**EXCERPT TO READ:**
━━━━━━━━
Sunday, April 1, 2012

Other, other or "Other"

Jacques Lacan, the french psychoanalyst and psychiatrist that I touched on briefly in a previous post, is a Freudian that focuses a lot on language, the unconscious, ego and the self. In The Agency of the Letter..., despite being Freudian, he refutes Freud's idea of the unconscious as instinctual, suggesting that "the unconscious is structured like a language". It is not separate from the conscious, or an 'other' of the conscious, but as complex and structured as the conscious itself. In fact, it is so sophisticated that it is "the discourse of the Other", and therefore the "locus in which speech is constituted".

There is a distinction between Other and other that must not be confused, however. The little other is simply a reflection of the ego; its not really even an other at all and is actually something like another "I". It seems as if Lacan is suggesting that there is someone thinking in our place and that is a metonymic chain of significations that represents our identities. But, the big Other is a completely other idea. It is representative of our unconscious, which is the recognition of our desire and vice versa. He goes on further to say that it connects or other and ourselves.

This is such a compelling concept, considering what the word "Other" actually signifies. Particularly in post colonial studies, the "Other" is something that is obviously, not ourselves - when we are describing the other, we are actually identifying who we are not based on the characteristics (like ethnicity) that we are. Without the "Other", we cannot define ourselves because we have nothing to compare ourselves to. For example, I don't know that I am white until I see a black person to compare myself to; this realization comes with the concept of otherness and binary opposition. But the point is, the word "Other" represents something that is not ourselves - so why does Lacan suggest that the Other is a part of ourselves?
━━━━━━━━
(Document understanding data)
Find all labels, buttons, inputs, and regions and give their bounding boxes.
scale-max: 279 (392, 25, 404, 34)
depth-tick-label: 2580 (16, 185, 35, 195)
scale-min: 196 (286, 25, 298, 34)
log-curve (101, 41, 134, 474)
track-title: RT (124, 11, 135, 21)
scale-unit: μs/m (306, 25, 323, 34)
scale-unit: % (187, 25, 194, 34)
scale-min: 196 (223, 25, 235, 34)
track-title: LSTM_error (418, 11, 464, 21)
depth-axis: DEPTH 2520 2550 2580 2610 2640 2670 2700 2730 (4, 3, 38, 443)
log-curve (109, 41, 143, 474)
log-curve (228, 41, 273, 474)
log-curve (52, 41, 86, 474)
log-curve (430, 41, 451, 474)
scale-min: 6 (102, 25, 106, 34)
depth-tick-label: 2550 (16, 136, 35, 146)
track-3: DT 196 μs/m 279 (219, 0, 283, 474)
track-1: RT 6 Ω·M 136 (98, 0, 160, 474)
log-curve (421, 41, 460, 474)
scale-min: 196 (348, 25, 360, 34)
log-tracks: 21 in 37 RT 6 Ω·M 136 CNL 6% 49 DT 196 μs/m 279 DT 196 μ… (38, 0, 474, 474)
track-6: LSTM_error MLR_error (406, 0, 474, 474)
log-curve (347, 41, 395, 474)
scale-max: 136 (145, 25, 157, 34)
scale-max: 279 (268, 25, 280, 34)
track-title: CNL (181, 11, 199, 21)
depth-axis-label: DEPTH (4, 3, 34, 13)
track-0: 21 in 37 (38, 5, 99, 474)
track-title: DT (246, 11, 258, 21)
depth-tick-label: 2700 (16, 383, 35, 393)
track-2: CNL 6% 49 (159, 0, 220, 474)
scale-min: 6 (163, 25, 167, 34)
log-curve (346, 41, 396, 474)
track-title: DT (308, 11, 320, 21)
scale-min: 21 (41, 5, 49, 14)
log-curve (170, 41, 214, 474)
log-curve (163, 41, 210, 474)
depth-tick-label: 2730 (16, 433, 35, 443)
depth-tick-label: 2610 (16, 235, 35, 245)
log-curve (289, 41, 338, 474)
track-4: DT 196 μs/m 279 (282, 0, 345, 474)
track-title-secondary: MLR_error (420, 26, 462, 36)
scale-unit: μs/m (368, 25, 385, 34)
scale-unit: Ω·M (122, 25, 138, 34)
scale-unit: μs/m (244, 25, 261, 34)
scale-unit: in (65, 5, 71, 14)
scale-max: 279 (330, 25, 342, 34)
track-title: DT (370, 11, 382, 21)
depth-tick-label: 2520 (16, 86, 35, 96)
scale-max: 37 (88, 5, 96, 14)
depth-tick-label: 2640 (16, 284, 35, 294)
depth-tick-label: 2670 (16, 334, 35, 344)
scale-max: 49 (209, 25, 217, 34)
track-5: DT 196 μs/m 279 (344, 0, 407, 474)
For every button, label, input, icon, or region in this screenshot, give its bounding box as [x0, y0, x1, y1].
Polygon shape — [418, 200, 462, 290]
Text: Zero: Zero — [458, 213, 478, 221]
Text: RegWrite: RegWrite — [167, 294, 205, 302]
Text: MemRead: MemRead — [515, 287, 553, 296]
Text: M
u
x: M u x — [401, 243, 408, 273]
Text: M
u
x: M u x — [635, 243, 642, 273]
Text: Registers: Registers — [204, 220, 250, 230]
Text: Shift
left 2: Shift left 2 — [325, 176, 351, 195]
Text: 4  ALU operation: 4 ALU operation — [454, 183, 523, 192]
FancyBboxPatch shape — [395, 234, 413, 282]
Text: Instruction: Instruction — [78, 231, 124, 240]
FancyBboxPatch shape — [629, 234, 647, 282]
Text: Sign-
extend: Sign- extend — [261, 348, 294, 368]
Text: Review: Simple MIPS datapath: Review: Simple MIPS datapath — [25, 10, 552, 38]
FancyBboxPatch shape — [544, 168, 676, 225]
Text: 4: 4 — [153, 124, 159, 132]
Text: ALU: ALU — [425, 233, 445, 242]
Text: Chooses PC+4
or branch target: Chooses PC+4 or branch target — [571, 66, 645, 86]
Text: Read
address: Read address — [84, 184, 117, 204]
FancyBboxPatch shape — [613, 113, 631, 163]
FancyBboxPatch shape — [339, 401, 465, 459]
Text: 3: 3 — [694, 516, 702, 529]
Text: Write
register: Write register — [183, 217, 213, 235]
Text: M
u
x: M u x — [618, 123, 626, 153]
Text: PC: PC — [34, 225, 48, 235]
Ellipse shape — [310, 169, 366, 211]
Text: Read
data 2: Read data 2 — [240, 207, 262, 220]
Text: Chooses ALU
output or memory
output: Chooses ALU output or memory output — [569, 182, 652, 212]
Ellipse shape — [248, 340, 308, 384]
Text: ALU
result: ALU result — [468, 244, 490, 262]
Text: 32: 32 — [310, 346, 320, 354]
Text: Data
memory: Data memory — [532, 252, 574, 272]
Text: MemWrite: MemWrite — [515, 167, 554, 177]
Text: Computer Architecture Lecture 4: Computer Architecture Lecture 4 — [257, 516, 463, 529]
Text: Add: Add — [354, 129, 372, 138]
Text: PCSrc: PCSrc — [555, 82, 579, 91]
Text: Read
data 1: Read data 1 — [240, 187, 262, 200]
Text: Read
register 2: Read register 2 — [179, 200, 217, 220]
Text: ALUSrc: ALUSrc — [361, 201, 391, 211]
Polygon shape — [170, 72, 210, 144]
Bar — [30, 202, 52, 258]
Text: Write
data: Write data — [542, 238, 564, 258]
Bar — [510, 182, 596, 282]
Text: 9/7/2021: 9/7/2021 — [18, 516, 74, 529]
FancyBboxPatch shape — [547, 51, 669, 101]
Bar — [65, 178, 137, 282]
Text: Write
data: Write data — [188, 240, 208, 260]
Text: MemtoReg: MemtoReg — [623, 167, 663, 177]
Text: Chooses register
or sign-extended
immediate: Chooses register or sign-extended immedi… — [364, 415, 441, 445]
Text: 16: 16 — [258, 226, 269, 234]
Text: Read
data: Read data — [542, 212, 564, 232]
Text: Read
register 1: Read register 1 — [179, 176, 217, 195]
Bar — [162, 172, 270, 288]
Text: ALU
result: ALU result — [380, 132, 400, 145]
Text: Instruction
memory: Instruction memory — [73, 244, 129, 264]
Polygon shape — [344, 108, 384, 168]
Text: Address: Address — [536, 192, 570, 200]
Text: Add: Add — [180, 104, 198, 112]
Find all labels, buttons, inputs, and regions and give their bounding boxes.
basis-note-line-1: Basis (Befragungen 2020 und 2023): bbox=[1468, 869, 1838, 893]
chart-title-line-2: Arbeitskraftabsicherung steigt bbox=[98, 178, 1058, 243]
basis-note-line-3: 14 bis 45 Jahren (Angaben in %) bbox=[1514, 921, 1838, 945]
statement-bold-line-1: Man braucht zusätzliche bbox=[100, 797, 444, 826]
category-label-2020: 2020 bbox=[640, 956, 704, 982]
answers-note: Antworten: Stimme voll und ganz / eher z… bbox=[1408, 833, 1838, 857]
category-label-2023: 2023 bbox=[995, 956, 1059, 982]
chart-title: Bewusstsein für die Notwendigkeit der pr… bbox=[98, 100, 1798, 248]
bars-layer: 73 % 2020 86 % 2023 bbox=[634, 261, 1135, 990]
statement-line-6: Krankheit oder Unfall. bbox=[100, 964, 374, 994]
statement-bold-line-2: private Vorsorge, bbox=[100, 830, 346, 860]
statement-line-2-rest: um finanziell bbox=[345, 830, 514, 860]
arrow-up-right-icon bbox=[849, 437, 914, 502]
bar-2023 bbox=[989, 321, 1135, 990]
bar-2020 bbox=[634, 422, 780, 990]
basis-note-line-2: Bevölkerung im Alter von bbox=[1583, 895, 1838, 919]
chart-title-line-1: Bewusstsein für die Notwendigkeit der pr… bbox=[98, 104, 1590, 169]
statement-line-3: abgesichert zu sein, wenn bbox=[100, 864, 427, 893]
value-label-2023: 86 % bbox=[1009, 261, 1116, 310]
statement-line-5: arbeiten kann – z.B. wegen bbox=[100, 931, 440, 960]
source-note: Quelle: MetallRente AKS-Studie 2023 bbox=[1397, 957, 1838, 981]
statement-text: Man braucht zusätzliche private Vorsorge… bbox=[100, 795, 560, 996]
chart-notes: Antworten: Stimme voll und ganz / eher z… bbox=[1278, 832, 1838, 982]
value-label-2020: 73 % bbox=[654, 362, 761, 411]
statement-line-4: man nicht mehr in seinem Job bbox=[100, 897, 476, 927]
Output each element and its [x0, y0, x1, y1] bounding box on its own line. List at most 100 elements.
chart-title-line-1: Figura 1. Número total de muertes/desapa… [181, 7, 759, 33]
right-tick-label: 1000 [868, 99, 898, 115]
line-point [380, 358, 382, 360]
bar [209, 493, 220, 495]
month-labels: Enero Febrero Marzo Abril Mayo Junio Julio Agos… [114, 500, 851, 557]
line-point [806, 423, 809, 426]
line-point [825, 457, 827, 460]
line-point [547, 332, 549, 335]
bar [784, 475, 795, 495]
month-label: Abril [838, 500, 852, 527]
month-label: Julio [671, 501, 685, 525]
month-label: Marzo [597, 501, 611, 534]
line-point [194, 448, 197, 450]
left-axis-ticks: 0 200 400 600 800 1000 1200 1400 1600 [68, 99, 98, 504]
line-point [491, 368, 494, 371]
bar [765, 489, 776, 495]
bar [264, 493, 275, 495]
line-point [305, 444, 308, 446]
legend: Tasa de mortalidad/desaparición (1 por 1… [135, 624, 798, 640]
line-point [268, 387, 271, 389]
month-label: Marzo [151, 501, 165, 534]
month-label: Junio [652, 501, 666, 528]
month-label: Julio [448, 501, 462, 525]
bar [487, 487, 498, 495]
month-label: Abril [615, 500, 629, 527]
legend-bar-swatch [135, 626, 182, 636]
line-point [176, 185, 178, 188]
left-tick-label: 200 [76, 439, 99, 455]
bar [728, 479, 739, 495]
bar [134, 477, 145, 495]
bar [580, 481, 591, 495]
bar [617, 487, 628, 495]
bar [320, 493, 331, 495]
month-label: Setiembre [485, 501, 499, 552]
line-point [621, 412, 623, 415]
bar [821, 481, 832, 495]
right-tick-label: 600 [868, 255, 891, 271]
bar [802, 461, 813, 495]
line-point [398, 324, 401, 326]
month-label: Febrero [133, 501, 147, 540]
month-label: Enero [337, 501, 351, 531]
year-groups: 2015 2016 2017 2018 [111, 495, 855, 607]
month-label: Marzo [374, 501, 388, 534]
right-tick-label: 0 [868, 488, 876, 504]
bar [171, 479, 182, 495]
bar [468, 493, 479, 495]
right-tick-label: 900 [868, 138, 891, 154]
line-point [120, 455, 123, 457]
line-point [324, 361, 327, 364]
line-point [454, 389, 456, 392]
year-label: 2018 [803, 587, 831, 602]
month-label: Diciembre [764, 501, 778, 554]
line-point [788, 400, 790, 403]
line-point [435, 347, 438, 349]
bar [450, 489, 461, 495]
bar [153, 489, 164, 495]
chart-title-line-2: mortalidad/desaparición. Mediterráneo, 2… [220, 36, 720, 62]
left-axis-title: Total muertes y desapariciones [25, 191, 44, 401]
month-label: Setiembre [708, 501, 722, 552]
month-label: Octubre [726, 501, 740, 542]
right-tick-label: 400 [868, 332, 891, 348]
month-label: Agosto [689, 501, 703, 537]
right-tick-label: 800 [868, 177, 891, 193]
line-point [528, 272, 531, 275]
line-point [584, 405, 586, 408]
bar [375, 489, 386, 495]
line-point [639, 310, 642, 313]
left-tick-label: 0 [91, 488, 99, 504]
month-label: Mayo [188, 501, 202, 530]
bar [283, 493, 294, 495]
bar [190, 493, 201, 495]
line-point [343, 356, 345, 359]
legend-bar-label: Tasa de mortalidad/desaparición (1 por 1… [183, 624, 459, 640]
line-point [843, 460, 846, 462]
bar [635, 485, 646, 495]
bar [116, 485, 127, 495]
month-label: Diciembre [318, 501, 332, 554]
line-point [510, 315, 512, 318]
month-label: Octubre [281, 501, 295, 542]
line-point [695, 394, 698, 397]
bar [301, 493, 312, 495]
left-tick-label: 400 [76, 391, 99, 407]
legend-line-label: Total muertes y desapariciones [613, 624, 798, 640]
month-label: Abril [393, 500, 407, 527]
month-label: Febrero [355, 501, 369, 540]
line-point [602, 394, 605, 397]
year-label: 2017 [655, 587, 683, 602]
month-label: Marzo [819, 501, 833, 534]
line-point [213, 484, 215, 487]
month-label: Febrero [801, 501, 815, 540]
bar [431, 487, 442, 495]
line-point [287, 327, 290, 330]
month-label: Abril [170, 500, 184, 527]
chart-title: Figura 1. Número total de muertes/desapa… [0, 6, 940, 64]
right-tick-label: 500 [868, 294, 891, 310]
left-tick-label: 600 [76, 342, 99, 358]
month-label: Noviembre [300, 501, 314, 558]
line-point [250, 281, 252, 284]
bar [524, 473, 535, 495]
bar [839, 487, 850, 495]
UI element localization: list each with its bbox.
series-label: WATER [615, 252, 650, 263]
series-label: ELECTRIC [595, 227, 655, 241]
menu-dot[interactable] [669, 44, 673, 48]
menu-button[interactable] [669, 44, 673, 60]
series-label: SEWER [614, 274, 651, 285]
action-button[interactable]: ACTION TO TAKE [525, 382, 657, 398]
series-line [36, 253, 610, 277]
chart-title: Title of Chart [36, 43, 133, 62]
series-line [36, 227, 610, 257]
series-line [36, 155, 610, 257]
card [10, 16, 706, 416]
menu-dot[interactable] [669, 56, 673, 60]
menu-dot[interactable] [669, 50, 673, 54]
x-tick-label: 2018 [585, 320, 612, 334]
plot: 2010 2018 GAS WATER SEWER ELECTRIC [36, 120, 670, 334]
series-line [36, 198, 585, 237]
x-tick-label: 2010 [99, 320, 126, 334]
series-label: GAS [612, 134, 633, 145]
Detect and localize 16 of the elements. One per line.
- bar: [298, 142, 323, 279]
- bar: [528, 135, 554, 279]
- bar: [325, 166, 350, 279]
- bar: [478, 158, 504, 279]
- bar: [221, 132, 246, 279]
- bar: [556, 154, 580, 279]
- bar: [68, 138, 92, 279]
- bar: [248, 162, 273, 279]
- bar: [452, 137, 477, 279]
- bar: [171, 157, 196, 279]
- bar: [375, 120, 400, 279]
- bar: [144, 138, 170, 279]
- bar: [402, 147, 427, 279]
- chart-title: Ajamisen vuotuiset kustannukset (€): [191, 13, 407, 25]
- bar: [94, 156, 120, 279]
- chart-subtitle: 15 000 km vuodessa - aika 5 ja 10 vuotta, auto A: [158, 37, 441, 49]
━━━━━━━━
**WHAT YOU SHOULD DO:** Continue the blog post on Lacan's Other and other, picking up after its final question.

**YOUR RESPONSE:**
In the Second Sex, french female existentialist Simone de Beauvoir, argues that women have been defined as the "Other", relative to men in the same way that slaves were othered by their slave-owners. Further, she says, "humanity is male and man defines woman not in herself, but as relative to him; she is not regarded as an autonomous being", and further, "He is the Subject, he is the Absolute – she is the Other." She also points out that Julien Benda, a french philosopher in his Rapport d’Uriel, states that "Man can think of himself without woman. She cannot think of herself without man" - she wants significance by herself, but cannot attain it. My question is, does this lack of autonomy of the other, mean that they are really part of something else - that being ourselves?

Could she have possibly gotten this idea of autonomy from Descartes and Lacan? Descartes, in saying, "I think, therefore I am", suggests that the "I" is no longer autonomous. Our thinking process doesn't happen autonomously; it is determined socially and as a product of our culture - our desire, that is. Lacan suggests, "I think where I am not; therefore, I am where I do not think" - thus, the real me is beyond my thinking. So, maybe all others are the same.

1 comment:

  1. Random information -- Simon de Beauvoir and Jacques Lacan probably knew each other. They were all hanging out in Paris in the 1950s. There is a rather nit-picky debate between Jean Paul Sartre (who was de Beauvoir's partner) and Lacan about the sense of the other/Other. My interpretation of this debate is that for Sartre, de Beauvoir, and some postcolonial theoriests such as Edward Said, "Other" with a capital "O" is the sexual and racial difference. But for Lacan, that is the small-cased other, and the capital "O" Other is something beyond signification and is linked to a lack in the subject doing the "othering."